[start THE INPUT]

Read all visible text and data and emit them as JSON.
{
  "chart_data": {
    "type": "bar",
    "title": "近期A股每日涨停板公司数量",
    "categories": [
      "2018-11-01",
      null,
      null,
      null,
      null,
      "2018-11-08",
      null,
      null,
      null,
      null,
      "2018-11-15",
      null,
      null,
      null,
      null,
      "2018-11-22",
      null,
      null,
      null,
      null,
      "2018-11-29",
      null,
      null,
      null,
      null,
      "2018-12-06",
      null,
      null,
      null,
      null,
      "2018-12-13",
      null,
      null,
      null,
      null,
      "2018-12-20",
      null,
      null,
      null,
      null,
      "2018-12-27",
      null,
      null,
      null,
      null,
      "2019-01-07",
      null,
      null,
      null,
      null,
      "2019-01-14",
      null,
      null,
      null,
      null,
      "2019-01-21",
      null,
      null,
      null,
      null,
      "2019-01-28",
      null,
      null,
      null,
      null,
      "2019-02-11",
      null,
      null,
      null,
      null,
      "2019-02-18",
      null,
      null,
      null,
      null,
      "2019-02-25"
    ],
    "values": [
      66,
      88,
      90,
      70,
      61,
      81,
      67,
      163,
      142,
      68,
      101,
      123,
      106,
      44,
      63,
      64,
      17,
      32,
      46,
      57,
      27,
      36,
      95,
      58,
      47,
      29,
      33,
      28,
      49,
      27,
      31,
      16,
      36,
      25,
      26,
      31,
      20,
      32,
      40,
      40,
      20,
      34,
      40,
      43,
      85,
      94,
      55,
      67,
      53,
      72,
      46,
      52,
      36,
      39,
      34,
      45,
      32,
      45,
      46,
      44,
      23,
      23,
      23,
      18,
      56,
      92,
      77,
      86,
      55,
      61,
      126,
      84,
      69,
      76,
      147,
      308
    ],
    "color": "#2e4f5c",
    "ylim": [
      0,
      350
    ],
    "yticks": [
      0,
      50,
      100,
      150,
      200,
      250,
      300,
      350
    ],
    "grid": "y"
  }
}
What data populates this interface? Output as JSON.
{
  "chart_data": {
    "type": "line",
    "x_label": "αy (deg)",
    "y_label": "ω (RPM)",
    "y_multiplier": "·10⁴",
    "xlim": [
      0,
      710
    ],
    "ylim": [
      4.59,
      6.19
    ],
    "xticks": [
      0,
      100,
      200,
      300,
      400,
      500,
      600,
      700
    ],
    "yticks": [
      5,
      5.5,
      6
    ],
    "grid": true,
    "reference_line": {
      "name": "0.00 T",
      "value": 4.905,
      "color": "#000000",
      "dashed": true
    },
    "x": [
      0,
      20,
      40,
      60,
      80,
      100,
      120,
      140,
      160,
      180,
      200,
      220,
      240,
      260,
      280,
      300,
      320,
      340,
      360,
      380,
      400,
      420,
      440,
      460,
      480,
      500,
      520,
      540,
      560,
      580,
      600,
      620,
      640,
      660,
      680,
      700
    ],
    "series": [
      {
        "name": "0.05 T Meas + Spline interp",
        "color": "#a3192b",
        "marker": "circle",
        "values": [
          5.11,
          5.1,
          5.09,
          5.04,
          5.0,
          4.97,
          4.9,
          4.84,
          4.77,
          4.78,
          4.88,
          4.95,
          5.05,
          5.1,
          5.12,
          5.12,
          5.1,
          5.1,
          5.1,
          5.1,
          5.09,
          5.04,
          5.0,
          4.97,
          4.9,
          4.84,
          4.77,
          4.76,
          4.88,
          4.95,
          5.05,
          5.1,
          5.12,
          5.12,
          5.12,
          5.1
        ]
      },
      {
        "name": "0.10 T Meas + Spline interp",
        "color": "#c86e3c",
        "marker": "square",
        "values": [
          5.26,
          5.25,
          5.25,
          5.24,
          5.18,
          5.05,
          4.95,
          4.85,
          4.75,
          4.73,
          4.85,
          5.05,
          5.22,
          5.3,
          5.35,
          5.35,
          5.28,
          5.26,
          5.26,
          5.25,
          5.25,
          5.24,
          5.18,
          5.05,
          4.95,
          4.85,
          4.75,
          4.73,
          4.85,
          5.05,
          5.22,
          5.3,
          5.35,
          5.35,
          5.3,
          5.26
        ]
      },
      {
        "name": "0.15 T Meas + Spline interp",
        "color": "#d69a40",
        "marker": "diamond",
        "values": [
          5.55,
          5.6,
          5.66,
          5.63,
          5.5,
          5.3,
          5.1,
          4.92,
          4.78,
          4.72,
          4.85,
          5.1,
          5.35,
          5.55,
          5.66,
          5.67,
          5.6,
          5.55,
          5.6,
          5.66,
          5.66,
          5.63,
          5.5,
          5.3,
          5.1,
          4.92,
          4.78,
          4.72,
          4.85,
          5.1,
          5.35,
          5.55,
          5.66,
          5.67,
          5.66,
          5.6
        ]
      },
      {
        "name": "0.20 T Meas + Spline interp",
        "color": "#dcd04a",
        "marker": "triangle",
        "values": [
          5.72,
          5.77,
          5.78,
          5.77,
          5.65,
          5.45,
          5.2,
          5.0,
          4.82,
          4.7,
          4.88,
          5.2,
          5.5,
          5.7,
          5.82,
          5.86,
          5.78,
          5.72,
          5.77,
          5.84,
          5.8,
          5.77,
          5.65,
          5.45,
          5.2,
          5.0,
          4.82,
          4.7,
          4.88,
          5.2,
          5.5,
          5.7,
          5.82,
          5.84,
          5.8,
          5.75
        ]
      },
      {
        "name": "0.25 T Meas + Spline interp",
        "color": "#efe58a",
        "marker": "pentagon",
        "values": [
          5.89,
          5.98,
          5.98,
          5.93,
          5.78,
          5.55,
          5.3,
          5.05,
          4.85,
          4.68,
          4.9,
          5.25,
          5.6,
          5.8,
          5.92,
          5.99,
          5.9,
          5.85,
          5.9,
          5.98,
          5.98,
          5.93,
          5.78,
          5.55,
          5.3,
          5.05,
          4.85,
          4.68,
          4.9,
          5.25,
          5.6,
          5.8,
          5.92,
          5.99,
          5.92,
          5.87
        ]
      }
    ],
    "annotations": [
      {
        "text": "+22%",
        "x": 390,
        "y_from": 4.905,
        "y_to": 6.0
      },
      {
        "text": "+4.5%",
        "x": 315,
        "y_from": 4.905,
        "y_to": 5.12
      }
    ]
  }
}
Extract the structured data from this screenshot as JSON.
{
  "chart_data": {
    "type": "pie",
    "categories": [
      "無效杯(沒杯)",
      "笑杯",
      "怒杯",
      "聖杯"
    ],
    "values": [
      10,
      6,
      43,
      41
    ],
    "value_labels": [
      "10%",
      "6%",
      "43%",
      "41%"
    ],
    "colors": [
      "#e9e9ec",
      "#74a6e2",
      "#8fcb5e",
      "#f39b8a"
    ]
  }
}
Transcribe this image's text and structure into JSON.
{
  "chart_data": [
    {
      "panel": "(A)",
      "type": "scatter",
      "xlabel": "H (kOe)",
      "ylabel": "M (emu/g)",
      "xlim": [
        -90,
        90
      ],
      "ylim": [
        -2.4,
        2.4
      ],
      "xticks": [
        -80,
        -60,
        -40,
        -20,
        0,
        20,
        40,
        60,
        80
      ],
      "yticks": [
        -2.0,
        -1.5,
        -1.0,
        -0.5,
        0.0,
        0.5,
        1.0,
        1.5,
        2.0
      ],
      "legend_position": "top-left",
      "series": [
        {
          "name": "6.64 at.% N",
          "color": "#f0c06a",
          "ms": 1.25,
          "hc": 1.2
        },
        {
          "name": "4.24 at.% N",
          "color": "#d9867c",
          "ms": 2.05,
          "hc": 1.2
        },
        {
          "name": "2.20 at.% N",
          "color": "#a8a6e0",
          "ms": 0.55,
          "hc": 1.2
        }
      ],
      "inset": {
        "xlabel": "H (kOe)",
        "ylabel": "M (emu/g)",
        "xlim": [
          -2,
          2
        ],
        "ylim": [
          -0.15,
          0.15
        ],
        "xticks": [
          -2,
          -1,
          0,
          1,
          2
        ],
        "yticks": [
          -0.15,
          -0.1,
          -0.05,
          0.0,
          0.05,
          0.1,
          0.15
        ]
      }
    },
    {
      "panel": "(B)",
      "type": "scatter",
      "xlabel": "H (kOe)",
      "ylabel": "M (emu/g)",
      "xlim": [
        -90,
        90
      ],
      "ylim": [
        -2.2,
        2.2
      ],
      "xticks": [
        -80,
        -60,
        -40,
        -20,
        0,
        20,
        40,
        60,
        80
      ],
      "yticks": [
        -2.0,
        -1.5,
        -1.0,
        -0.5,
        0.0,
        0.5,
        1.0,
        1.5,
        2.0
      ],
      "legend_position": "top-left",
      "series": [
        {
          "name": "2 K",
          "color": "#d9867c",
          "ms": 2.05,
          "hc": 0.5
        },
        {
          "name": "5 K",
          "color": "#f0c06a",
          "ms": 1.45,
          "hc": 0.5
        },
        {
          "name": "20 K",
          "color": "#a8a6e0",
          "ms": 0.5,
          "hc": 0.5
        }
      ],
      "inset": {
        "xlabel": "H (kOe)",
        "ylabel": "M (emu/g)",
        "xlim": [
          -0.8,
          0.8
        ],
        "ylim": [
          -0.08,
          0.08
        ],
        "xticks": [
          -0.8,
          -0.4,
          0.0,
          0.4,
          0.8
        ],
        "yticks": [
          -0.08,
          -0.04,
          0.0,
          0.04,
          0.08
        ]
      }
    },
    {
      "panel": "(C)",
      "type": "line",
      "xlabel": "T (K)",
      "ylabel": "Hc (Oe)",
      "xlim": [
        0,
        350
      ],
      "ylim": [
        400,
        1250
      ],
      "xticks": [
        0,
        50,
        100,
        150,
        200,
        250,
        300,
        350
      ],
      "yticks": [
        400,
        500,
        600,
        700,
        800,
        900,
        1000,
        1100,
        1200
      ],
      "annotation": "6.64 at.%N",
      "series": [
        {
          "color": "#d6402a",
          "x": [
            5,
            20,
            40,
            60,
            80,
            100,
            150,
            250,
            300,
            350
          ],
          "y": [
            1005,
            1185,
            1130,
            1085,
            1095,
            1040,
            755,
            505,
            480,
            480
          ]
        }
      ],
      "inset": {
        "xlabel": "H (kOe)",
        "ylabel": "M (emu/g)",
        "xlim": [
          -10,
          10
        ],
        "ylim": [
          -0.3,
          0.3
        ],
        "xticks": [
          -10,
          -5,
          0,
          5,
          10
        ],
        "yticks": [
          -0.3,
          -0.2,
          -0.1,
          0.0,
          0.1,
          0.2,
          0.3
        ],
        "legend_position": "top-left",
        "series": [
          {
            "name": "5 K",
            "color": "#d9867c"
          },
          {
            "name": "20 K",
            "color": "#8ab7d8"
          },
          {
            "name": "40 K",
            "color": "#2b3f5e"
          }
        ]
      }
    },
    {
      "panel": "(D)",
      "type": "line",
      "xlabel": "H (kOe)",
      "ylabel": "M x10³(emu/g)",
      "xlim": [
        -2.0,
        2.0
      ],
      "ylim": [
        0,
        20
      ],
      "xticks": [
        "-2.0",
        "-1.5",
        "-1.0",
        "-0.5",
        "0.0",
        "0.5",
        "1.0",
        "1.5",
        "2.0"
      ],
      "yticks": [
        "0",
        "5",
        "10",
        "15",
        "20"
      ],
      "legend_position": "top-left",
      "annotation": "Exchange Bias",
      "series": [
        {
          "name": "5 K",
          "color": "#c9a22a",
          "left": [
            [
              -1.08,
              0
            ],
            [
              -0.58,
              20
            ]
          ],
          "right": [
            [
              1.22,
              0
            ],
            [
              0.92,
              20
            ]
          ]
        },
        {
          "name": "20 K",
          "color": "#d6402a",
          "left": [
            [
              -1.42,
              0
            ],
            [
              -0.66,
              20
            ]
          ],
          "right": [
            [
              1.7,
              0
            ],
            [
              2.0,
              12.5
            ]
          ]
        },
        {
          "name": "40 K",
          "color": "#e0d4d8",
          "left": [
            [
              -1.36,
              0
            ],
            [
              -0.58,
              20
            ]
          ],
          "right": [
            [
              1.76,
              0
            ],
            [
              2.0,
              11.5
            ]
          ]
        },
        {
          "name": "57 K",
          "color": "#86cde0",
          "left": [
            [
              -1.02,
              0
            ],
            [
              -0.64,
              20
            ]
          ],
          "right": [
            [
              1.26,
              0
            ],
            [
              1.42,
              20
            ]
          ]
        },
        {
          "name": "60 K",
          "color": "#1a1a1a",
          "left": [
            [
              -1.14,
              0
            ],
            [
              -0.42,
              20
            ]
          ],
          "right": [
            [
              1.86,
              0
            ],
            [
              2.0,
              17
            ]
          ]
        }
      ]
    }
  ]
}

[end THE INPUT]

EXERCISE PROMPT: How many lines of the data contain the word "Spline"? Answer with the number alone.

ANSWER IN FULL: 5